** Begin Extracted data **

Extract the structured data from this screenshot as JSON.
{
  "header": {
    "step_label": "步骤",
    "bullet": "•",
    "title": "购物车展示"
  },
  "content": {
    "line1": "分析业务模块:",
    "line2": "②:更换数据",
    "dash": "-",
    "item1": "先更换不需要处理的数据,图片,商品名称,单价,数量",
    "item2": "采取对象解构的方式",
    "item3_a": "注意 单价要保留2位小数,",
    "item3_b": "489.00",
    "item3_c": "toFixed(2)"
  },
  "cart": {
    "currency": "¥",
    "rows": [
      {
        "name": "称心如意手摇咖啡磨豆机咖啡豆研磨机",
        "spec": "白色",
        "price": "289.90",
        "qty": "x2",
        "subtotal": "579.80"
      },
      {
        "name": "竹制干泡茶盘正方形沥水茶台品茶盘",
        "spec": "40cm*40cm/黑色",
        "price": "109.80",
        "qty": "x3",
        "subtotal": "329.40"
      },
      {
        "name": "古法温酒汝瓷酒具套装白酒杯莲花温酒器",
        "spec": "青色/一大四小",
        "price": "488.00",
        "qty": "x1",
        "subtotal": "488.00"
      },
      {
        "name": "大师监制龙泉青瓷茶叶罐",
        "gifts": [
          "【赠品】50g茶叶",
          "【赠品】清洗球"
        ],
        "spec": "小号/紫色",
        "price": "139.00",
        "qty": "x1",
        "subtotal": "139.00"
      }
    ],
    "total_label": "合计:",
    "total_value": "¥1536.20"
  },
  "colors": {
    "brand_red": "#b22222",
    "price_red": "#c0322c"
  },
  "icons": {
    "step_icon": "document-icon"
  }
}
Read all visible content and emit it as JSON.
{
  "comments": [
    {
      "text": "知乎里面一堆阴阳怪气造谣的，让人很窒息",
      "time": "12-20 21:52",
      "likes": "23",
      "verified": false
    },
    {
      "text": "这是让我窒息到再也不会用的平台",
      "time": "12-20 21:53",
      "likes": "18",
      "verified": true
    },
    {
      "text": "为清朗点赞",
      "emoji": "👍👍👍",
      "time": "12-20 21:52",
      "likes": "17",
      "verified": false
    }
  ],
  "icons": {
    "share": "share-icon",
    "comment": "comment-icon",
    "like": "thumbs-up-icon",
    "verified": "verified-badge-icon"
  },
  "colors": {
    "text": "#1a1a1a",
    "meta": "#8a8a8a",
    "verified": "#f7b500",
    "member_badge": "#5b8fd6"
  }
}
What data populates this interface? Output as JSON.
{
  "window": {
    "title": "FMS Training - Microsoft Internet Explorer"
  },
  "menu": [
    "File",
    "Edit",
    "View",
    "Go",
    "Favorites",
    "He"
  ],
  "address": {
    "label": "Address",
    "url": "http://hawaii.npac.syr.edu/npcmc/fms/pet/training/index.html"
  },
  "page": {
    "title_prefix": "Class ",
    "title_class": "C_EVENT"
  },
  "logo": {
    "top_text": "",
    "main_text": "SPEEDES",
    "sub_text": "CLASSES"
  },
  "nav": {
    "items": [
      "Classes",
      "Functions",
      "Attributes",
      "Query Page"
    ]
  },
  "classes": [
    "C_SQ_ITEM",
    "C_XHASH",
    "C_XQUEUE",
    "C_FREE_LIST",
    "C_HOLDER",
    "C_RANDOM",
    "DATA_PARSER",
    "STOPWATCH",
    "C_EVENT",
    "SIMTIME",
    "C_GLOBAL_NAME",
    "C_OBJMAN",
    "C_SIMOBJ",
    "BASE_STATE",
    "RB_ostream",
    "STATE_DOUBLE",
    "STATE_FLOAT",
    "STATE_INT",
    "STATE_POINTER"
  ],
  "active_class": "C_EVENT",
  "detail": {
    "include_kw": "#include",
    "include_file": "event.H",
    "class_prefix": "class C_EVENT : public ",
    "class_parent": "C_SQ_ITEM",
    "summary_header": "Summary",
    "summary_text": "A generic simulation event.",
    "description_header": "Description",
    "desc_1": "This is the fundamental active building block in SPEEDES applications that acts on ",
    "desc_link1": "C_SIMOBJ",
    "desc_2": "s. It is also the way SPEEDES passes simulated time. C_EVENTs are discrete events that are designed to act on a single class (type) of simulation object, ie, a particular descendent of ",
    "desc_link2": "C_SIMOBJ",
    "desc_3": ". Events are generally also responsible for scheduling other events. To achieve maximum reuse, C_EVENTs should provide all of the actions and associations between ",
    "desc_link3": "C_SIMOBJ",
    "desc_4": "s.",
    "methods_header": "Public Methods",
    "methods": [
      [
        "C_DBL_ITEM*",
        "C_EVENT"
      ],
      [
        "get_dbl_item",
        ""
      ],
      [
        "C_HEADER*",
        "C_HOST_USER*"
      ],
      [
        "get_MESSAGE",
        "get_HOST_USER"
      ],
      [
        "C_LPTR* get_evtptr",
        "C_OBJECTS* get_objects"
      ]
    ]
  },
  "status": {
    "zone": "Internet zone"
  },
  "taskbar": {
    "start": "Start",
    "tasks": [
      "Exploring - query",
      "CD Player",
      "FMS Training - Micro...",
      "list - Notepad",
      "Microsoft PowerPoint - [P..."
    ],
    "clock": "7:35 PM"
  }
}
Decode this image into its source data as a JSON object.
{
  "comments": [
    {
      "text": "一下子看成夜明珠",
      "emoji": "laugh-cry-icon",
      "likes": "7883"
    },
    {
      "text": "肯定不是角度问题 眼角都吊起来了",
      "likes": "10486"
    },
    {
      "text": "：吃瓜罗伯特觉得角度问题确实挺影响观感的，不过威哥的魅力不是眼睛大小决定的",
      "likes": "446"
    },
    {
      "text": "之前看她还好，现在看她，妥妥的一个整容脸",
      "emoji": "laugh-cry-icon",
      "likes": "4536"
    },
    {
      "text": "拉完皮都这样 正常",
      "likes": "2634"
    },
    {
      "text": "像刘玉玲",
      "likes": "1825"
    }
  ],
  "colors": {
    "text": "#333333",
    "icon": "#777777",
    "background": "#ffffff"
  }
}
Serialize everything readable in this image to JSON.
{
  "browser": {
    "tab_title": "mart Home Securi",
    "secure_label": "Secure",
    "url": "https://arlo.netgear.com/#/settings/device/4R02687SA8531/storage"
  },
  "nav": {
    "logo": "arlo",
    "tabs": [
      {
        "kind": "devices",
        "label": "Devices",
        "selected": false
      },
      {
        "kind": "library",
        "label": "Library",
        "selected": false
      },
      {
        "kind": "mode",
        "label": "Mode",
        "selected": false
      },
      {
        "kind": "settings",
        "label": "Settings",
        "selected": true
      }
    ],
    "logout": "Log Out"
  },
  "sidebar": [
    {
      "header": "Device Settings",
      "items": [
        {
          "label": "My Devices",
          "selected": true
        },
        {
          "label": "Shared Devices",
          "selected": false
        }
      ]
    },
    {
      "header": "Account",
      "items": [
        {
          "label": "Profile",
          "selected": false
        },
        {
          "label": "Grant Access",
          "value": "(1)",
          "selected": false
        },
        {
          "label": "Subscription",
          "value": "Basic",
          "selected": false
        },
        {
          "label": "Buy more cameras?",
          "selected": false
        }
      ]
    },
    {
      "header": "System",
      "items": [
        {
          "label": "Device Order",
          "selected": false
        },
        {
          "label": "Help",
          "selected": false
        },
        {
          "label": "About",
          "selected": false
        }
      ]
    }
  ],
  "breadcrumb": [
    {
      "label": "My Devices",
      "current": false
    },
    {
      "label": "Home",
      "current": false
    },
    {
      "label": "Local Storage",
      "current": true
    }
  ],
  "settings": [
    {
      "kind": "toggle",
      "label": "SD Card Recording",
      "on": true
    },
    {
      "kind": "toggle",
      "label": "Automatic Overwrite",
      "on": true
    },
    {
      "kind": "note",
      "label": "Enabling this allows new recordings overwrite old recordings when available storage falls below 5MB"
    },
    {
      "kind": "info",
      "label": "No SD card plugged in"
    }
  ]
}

** End Extracted data **

**Exercise**
Pull every line containing "that" from the data.

**Finished answer**
    "desc_1": "This is the fundamental active building block in SPEEDES applications that acts on ",
    "desc_2": "s. It is also the way SPEEDES passes simulated time. C_EVENTs are discrete events that are designed to act on a single class (type) of simulation object, ie, a particular descendent of ",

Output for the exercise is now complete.